Excerpted records:
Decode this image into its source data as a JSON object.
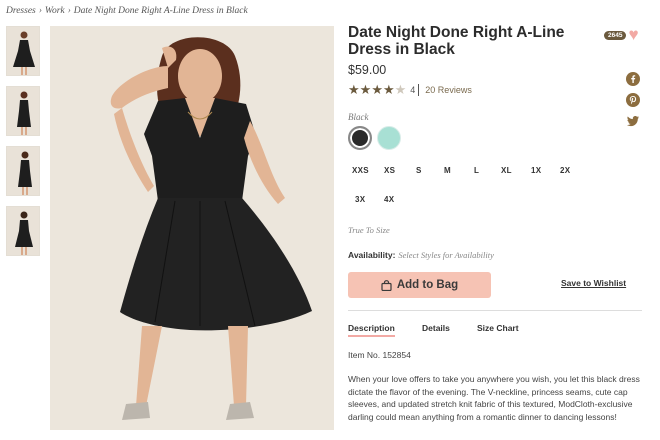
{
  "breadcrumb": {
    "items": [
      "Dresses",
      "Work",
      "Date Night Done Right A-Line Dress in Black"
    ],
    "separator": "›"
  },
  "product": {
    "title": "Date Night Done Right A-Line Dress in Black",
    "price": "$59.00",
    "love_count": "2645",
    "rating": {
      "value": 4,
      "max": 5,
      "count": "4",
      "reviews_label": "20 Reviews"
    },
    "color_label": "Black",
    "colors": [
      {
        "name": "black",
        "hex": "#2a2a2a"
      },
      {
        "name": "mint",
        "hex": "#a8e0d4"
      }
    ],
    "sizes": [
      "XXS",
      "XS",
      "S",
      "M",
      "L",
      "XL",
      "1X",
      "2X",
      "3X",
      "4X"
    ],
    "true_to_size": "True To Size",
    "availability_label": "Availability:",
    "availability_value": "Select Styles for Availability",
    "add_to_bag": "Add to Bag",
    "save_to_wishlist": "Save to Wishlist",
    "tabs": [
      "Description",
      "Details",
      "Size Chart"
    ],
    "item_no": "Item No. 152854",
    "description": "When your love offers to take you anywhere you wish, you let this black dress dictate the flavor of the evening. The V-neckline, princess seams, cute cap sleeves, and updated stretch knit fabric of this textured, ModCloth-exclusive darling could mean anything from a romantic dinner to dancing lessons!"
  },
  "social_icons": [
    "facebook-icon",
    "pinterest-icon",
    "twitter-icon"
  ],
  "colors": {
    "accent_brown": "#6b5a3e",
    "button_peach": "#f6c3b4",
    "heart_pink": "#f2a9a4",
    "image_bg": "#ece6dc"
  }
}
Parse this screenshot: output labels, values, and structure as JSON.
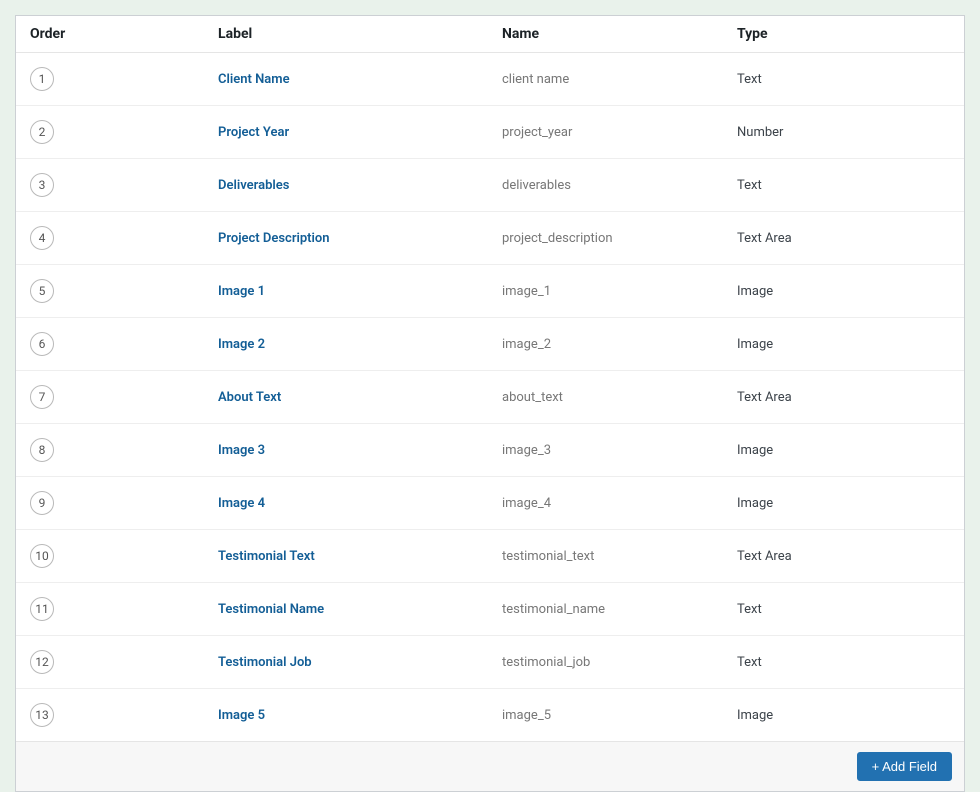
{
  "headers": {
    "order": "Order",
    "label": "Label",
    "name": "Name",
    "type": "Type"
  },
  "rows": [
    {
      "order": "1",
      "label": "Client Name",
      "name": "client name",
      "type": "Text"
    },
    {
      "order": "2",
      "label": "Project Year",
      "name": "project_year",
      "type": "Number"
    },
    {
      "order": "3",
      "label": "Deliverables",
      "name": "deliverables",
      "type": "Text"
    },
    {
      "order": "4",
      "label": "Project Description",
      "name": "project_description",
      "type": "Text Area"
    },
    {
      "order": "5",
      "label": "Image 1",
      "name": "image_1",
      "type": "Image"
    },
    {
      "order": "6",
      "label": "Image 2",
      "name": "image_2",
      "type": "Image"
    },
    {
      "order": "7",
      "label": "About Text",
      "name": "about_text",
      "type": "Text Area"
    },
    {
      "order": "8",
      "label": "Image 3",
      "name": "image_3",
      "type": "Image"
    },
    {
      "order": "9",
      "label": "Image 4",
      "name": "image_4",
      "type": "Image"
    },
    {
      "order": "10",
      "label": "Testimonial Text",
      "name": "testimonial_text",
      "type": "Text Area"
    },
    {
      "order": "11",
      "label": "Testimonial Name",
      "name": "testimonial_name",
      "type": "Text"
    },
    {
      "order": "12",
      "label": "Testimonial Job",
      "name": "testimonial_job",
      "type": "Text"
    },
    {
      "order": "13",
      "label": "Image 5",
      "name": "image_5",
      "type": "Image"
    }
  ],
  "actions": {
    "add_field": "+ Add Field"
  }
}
...
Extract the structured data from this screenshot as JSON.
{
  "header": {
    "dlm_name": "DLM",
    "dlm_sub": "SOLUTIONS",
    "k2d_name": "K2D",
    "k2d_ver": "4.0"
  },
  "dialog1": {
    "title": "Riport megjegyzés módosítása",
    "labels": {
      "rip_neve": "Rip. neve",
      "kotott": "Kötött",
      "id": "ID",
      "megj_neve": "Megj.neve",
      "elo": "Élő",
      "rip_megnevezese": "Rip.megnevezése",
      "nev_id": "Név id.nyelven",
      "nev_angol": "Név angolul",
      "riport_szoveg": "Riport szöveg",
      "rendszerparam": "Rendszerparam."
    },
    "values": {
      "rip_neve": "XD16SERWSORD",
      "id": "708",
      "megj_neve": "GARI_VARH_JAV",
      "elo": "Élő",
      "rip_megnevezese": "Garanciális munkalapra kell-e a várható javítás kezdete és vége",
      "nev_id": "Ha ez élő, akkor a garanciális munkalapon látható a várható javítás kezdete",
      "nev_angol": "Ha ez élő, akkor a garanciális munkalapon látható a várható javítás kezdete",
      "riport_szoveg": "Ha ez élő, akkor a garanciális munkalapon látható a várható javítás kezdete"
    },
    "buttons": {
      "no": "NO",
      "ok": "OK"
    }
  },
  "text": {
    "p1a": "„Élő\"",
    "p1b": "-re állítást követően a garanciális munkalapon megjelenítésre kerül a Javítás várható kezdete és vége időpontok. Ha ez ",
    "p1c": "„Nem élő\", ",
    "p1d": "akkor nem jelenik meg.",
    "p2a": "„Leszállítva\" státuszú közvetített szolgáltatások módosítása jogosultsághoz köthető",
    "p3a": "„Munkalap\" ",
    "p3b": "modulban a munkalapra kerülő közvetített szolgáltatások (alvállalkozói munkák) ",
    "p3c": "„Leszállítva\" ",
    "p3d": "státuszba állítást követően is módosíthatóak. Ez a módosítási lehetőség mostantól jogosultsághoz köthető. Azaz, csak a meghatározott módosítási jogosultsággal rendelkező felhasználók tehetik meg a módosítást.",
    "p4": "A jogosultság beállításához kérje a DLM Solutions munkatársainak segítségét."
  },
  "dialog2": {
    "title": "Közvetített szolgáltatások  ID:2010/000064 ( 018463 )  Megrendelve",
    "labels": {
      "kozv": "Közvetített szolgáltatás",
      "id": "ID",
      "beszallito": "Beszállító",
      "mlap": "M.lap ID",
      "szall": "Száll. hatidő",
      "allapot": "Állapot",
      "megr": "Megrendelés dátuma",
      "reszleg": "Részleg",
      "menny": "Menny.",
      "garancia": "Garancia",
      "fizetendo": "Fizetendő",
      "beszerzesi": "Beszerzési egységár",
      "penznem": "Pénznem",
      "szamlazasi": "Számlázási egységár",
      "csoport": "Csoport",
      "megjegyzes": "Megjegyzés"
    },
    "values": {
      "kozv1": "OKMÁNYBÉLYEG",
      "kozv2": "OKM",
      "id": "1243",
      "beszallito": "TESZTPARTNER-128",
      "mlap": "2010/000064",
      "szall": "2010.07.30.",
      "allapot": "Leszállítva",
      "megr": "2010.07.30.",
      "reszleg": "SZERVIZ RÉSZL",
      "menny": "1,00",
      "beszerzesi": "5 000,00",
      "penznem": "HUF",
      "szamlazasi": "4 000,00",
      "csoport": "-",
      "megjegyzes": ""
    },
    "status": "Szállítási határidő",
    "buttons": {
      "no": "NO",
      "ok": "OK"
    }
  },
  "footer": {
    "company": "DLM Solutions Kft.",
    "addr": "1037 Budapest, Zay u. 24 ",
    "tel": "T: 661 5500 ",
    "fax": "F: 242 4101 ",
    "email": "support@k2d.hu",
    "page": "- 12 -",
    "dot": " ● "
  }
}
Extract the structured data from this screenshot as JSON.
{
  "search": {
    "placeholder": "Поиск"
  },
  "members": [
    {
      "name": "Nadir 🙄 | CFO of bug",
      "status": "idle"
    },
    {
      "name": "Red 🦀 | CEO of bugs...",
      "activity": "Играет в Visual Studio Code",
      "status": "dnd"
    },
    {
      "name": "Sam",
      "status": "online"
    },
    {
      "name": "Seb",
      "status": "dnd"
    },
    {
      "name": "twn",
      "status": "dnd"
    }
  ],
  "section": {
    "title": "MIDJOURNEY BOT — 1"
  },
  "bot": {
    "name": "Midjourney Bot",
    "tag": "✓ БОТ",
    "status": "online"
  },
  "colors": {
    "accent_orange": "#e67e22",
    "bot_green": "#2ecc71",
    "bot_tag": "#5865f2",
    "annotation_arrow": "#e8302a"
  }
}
...
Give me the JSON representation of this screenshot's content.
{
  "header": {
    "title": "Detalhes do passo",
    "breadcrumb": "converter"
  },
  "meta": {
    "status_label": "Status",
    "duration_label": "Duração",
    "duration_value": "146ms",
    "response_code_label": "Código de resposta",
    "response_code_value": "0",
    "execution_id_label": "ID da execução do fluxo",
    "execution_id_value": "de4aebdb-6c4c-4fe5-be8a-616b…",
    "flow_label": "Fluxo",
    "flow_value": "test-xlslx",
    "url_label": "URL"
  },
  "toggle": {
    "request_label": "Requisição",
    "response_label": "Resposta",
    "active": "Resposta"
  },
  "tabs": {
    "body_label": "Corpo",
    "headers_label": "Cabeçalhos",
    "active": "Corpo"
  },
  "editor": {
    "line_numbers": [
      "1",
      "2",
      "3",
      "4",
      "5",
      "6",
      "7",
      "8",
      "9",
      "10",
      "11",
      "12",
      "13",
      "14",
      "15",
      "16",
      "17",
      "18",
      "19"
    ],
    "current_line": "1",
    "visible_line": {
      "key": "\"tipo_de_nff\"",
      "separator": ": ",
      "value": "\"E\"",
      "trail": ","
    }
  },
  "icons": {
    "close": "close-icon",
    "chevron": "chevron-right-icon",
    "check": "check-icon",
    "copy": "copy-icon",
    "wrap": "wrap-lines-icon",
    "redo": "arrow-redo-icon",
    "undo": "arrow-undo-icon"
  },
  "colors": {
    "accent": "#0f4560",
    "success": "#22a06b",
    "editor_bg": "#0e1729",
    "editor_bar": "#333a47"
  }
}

Written task: Filter the records above for lines containing the word "title", and copy those lines.

Expected output:
    "title": "Date Night Done Right A-Line Dress in Black",
    "title": "Riport megjegyzés módosítása",
    "title": "Közvetített szolgáltatások  ID:2010/000064 ( 018463 )  Megrendelve",
    "title": "MIDJOURNEY BOT — 1"
    "title": "Detalhes do passo",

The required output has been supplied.